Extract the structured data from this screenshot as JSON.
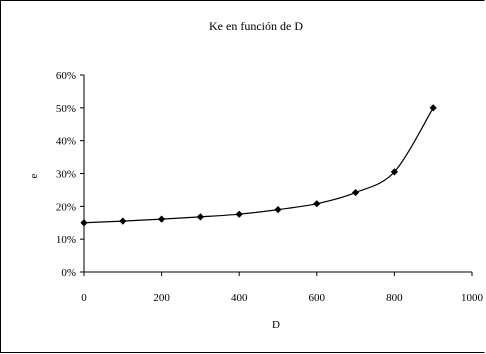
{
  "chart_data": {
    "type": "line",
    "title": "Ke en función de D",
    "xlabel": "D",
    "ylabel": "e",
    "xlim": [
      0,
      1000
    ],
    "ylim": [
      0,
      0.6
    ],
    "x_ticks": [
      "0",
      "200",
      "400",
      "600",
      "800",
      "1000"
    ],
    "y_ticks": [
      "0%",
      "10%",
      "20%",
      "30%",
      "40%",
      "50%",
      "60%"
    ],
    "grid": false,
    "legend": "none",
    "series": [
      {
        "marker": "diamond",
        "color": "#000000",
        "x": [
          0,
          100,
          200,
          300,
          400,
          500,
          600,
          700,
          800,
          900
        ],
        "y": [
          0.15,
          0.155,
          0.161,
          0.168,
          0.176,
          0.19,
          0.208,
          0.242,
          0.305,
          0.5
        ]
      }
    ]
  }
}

######

## [Instructions for the task]
Pictures are excluded; repeat every record exactly.

## [Full answer]
Extract the structured data from this screenshot as JSON.
{
  "chart_data": {
    "type": "line",
    "title": "Ke en función de D",
    "xlabel": "D",
    "ylabel": "e",
    "xlim": [
      0,
      1000
    ],
    "ylim": [
      0,
      0.6
    ],
    "x_ticks": [
      "0",
      "200",
      "400",
      "600",
      "800",
      "1000"
    ],
    "y_ticks": [
      "0%",
      "10%",
      "20%",
      "30%",
      "40%",
      "50%",
      "60%"
    ],
    "grid": false,
    "legend": "none",
    "series": [
      {
        "marker": "diamond",
        "color": "#000000",
        "x": [
          0,
          100,
          200,
          300,
          400,
          500,
          600,
          700,
          800,
          900
        ],
        "y": [
          0.15,
          0.155,
          0.161,
          0.168,
          0.176,
          0.19,
          0.208,
          0.242,
          0.305,
          0.5
        ]
      }
    ]
  }
}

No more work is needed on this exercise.